→ OBJECTIVE: Below are the records; locate each line with the word "this" and copy it.

→ RAW DATA:

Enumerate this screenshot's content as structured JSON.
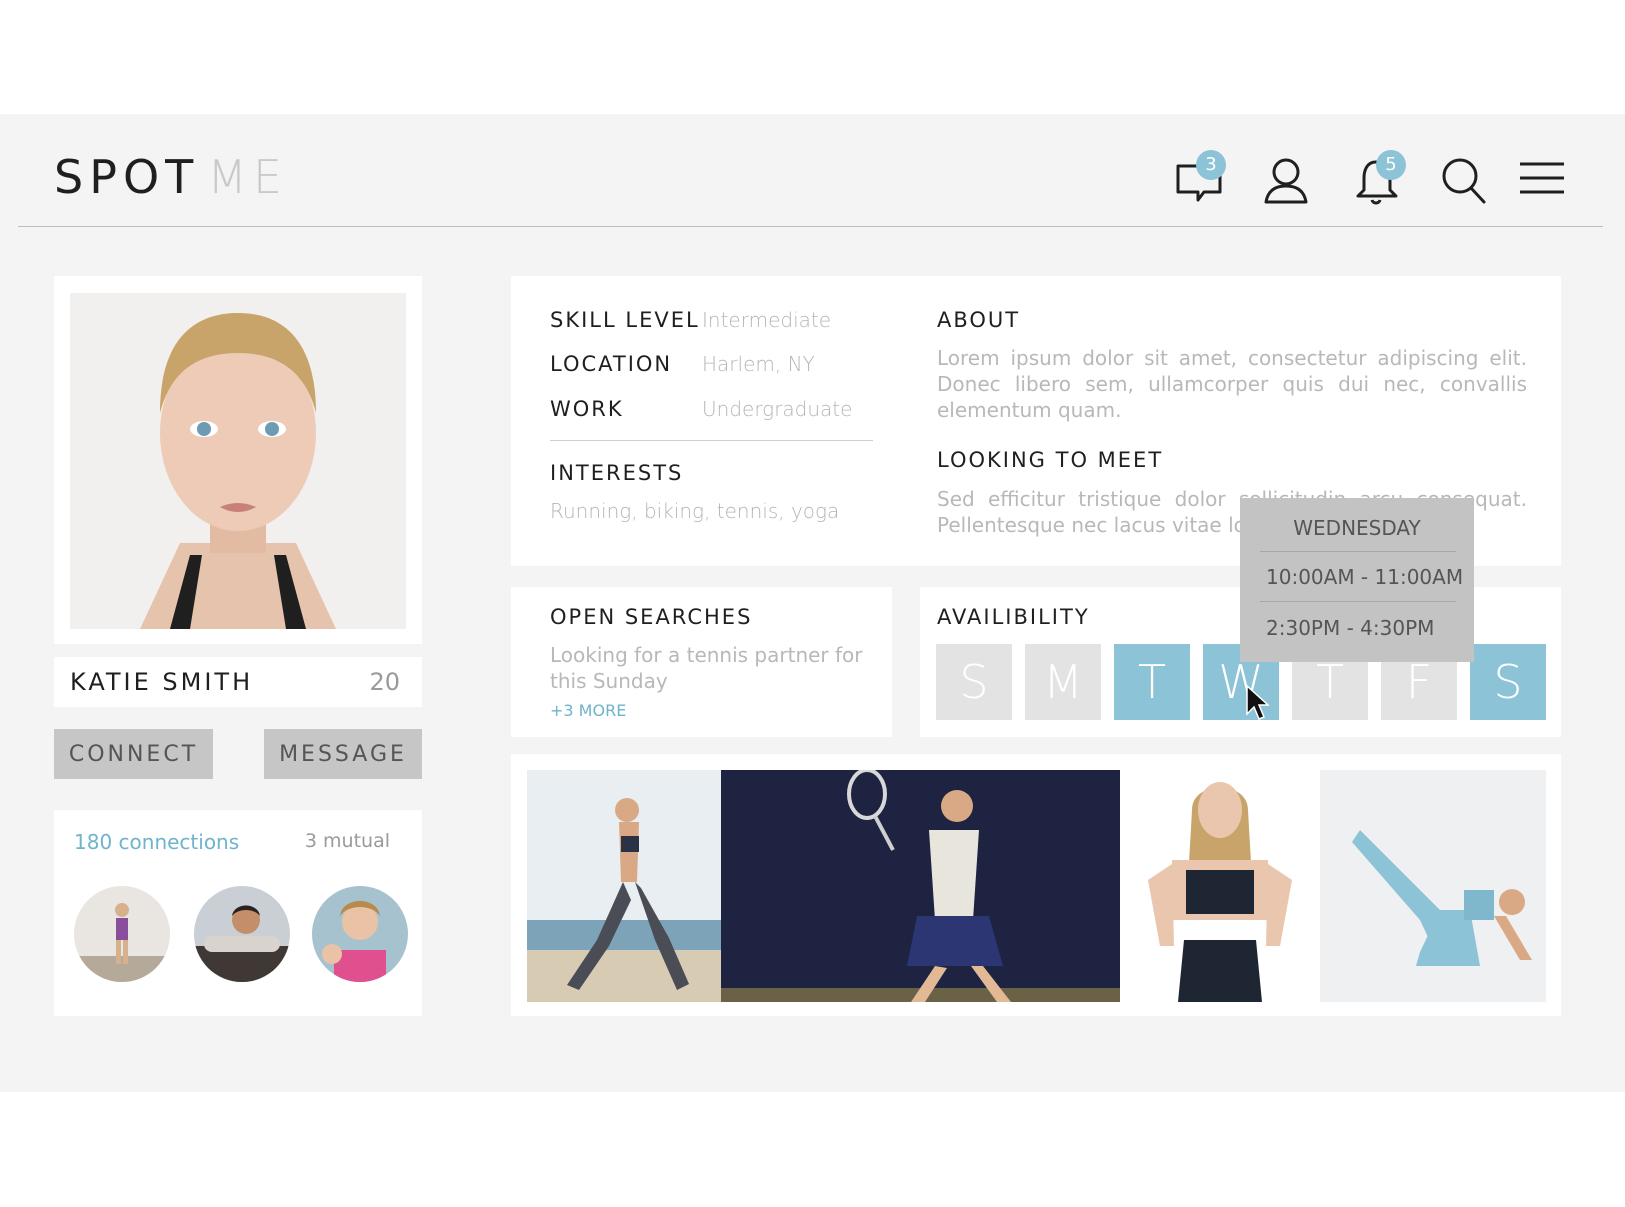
{
  "brand": {
    "part1": "SPOT",
    "part2": "ME"
  },
  "header": {
    "messages_badge": "3",
    "notifications_badge": "5",
    "icons": [
      "chat-icon",
      "user-icon",
      "bell-icon",
      "search-icon",
      "menu-icon"
    ]
  },
  "profile": {
    "name": "KATIE SMITH",
    "age": "20",
    "connect_label": "CONNECT",
    "message_label": "MESSAGE",
    "connections": "180 connections",
    "mutual": "3 mutual"
  },
  "details": {
    "skill_label": "SKILL LEVEL",
    "skill_value": "Intermediate",
    "location_label": "LOCATION",
    "location_value": "Harlem, NY",
    "work_label": "WORK",
    "work_value": "Undergraduate",
    "interests_label": "INTERESTS",
    "interests_value": "Running, biking, tennis, yoga",
    "about_label": "ABOUT",
    "about_text": "Lorem ipsum dolor sit amet, consectetur adipiscing elit. Donec libero sem, ullamcorper quis dui nec, convallis elementum quam.",
    "looking_label": "LOOKING TO MEET",
    "looking_text": "Sed efficitur tristique dolor sollicitudin arcu consequat. Pellentesque nec lacus vitae lorem tincidunt vel."
  },
  "searches": {
    "title": "OPEN SEARCHES",
    "text": "Looking for a tennis partner for this Sunday",
    "more": "+3 MORE"
  },
  "availability": {
    "title": "AVAILIBILITY",
    "days": [
      {
        "letter": "S",
        "available": false
      },
      {
        "letter": "M",
        "available": false
      },
      {
        "letter": "T",
        "available": true
      },
      {
        "letter": "W",
        "available": true
      },
      {
        "letter": "T",
        "available": false
      },
      {
        "letter": "F",
        "available": false
      },
      {
        "letter": "S",
        "available": true
      }
    ],
    "popup": {
      "day": "WEDNESDAY",
      "slots": [
        "10:00AM - 11:00AM",
        "2:30PM - 4:30PM"
      ]
    }
  },
  "colors": {
    "accent": "#8cc3d6",
    "background": "#f4f4f4",
    "inactive_day": "#e3e3e3",
    "button": "#c6c6c6"
  }
}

→ SOLUTION BELOW:
Enumerate this screenshot's content as structured JSON.
    "text": "Looking for a tennis partner for this Sunday",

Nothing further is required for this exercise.